Records for processing:
>> Begin
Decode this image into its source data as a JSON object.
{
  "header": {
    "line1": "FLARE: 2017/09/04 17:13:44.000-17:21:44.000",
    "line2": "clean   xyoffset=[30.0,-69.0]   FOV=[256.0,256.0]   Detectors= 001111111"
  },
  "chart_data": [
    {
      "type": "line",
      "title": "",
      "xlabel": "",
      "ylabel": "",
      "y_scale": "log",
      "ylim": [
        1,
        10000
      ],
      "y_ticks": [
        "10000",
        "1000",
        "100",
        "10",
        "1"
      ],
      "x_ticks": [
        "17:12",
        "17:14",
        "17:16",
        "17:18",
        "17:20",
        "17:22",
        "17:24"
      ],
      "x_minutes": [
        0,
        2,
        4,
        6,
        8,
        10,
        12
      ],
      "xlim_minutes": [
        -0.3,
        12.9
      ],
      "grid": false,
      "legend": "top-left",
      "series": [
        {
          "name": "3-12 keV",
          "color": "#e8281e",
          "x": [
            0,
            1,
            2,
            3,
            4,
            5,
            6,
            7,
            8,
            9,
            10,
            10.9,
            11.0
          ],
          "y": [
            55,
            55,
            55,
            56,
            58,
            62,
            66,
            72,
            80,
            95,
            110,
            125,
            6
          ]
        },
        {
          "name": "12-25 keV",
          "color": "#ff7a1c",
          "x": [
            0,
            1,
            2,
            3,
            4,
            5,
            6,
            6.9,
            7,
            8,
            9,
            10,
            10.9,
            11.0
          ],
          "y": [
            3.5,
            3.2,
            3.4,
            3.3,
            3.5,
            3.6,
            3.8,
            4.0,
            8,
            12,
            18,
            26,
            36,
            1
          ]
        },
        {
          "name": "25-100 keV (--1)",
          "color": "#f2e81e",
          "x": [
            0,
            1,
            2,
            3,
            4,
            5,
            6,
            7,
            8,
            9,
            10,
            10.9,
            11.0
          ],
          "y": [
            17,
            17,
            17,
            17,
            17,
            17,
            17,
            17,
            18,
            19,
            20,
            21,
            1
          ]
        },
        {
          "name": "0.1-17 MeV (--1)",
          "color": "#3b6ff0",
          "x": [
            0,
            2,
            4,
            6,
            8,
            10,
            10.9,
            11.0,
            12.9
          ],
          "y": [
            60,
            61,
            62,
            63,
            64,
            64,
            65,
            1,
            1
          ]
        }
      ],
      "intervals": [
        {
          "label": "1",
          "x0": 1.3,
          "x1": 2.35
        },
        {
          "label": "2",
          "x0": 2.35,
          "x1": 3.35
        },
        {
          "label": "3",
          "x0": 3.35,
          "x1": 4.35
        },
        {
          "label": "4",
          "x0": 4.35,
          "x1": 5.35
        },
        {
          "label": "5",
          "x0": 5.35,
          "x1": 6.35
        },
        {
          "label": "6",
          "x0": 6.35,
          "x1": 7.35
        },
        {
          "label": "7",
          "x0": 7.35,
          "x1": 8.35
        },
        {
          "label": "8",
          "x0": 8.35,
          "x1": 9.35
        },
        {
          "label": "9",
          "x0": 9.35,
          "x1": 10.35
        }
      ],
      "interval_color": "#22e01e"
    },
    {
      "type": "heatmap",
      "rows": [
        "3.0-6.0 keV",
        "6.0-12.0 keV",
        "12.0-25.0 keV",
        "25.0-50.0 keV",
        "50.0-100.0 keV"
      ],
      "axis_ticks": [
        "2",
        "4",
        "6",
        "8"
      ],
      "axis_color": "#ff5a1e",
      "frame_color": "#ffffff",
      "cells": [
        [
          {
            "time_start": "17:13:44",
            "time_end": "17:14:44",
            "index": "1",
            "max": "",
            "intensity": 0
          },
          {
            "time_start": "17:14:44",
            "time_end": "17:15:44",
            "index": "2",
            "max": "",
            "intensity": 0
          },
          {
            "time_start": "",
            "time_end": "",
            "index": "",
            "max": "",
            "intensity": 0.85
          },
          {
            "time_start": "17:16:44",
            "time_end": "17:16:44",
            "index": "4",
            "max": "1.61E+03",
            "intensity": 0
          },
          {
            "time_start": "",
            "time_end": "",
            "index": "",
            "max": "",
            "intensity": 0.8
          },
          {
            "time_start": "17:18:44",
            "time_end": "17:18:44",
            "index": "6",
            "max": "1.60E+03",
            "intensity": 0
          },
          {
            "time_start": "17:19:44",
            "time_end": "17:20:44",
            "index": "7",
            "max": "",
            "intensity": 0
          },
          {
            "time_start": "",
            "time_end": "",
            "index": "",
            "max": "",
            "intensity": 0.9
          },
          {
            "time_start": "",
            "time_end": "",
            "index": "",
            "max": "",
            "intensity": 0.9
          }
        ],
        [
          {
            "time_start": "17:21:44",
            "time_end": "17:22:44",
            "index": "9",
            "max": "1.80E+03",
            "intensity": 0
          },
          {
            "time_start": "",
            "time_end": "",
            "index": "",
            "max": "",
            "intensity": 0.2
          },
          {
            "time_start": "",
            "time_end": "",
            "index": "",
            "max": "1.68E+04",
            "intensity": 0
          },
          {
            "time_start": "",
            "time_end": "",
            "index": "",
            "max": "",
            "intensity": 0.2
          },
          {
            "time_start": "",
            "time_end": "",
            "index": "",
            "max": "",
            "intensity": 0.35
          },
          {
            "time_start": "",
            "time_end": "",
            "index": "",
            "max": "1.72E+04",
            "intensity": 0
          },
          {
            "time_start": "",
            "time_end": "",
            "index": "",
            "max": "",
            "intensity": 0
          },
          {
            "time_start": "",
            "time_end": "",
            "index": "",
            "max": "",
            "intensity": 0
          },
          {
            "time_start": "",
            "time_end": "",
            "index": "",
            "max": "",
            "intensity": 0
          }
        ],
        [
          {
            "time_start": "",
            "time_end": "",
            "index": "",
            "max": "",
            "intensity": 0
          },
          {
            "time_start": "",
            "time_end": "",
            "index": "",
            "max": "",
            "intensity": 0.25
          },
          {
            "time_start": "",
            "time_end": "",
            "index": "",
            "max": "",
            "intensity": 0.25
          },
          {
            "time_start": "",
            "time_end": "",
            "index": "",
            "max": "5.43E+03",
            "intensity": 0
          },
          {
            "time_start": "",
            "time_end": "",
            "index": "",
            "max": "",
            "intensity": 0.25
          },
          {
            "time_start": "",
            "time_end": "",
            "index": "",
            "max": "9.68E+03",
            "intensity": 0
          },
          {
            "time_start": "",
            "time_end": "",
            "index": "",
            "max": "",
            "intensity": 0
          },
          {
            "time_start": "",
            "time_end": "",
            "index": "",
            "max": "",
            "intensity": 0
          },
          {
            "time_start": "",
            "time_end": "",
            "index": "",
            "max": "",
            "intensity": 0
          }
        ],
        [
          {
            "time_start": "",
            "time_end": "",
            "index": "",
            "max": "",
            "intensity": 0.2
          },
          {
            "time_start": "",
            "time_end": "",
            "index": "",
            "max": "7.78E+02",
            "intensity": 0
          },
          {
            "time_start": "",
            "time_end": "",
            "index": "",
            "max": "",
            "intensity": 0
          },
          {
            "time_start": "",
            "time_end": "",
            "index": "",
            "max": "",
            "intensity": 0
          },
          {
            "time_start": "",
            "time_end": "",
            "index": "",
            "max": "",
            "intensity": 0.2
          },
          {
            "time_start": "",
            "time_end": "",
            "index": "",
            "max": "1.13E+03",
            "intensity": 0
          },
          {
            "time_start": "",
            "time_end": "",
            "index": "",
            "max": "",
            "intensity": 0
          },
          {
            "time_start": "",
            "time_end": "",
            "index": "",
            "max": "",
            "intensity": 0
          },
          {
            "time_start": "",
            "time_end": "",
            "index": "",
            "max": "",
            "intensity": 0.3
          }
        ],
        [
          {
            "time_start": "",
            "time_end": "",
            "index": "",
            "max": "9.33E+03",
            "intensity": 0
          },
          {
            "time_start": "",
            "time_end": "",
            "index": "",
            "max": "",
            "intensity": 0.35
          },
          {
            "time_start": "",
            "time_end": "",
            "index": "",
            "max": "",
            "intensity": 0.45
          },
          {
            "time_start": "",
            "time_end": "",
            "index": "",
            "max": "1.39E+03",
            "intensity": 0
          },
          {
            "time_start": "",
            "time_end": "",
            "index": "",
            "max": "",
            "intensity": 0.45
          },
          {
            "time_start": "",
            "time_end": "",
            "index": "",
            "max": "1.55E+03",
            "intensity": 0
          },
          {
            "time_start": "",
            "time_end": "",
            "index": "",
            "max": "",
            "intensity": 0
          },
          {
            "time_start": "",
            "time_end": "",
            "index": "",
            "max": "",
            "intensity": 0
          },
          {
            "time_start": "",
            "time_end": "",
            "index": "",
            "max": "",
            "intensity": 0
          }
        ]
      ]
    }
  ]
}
>> End
What is asked:
How many lines in the records hold the string "name"? Reply with the number alone.

Task solution:
4